# SimpleUniversum und BranchGroup



## c0s4n0str4 (12. Mai 2010)

Hallo an alle.

Ich sitze so seit paar stunden an einem Fehler, das ich nicht beseitigen kann. Ich weis einfach nicht wie es umgehen soll.

Also mir ist es wichtig, Figuren während der Laufzeit der BranchGroup hinzufügen zu können. 

Da ich aber die Oberste BranchGroup bereits dem Universum übergeben habe, kann kene Figuren dynmaisch hinzufügen. Das heist es muss früher passieren, was mir natürlich nicht so passt .

Z.B. Ich habe ein Spielfeld (Schachbrett). Wenn ich ein Feld anklicke soll auf dem Feld irgendeine Figur erscheinen. Das mit MouseEvents und so und Behavior habe ich schon herausbekommen und funzt alles wunderbar.

Da ist der Fehler:

```
BrachGroup root = new BranchGroup();
root.addChild(board.createBoard()); 
this.universum.addBranchGraph(root);
```


Wennich jetzt 


```
root.addChild(new Box());
```

Aufrufe, kommt der Exception fehler: Group: only a BranchGroup node may be added

Wenn ich ein BranchGruppe erstelle und der dann die Box hinzufüge:

```
BrachGroup root2 = new BranchGroup();
root2.addChild(new Box());
root.addChild(root2));
```

Wieder exception: Group: no capability to append children


----------



## Empire Phoenix (12. Mai 2010)

setCapability ALLOW_CHILDREN_EXTEND


----------



## c0s4n0str4 (12. Mai 2010)

Hay. Vielen Dank.

Das funktioniert . So simple hätte ich nicht gedacht 

Ich habe noch eine Frage. Während ich meine Maus bewege, wird der Event "mouseClicked" im MouseAdapter nicht aufgerufen. Nur wenn die Maus still ist funktioniert das ganze.  Weiis jemand woran das liegen konnte?


----------

Gesammelte Daten:
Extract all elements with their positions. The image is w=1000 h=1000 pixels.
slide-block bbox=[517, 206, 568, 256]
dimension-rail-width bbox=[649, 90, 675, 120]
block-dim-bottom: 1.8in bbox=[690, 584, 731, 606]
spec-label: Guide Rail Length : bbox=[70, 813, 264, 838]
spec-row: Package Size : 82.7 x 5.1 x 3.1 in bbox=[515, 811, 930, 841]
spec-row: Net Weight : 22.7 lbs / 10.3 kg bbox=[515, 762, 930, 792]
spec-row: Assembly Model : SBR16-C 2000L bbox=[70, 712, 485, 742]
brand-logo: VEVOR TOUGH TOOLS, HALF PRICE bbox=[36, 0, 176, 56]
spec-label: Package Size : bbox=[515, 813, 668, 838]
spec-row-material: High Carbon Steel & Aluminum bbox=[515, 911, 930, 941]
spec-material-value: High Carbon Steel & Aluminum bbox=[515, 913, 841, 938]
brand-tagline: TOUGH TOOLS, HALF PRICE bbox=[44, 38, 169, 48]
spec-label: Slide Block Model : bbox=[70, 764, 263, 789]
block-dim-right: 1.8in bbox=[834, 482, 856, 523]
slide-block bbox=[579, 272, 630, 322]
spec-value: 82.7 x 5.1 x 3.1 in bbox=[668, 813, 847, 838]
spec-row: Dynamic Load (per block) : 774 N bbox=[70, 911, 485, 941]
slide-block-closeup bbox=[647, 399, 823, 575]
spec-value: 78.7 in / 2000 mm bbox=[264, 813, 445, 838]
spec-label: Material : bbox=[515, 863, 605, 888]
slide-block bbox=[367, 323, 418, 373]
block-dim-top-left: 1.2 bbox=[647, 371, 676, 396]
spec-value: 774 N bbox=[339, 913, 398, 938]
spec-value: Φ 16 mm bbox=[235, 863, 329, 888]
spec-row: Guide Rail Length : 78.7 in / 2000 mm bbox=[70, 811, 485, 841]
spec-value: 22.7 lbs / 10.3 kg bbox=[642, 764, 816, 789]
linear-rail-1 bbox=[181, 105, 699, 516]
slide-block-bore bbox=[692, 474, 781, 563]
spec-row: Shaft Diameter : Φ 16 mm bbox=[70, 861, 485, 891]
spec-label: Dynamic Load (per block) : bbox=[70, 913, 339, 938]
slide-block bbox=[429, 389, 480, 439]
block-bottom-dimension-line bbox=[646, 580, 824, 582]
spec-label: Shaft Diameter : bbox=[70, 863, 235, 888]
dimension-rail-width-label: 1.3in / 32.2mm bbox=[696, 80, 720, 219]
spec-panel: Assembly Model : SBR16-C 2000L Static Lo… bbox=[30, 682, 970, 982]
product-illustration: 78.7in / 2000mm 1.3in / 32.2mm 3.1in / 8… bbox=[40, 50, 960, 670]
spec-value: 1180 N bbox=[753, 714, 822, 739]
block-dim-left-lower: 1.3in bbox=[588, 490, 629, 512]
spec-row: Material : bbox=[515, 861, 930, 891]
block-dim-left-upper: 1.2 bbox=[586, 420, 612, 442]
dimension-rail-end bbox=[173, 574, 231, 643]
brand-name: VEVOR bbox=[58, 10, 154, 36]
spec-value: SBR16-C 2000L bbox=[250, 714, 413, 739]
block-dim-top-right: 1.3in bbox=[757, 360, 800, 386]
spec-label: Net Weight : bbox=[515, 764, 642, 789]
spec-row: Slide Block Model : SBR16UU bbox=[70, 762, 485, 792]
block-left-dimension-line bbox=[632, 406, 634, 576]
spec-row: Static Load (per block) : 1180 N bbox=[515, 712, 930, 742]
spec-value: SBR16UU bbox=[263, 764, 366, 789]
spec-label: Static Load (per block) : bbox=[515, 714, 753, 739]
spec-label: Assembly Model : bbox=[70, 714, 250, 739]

Material erkunden:
1 > Beantworte diese Fragen zum Forenthread:
(a) Welche Exception-Meldung erscheint beim Aufruf von root.addChild(new Box())?
(b) Was schlägt Empire Phoenix vor?
(c) Welches Event wird laut der letzten Nachricht nicht aufgerufen, während die Maus bewegt wird?
2 > Liste alle Codezeilen aus den Codeblöcken des Forenthreads zeichengetreu auf.
3 > Gib den Forenthread von „Z.B. Ich habe“ bis „funzt alles wunderbar.“ wortgetreu wieder.
Die Zeilen haben damit nichts zu tun.

Antworten in Reihenfolge:
1 >
(a) Group: only a BranchGroup node may be added
(b) setCapability ALLOW_CHILDREN_EXTEND
(c) Das Event "mouseClicked" im MouseAdapter

2 >
BrachGroup root = new BranchGroup();
root.addChild(board.createBoard());
this.universum.addBranchGraph(root);
root.addChild(new Box());
BrachGroup root2 = new BranchGroup();
root2.addChild(new Box());
root.addChild(root2));

3 >
Z.B. Ich habe ein Spielfeld (Schachbrett). Wenn ich ein Feld anklicke soll auf dem Feld irgendeine Figur erscheinen. Das mit MouseEvents und so und Behavior habe ich schon herausbekommen und funzt alles wunderbar.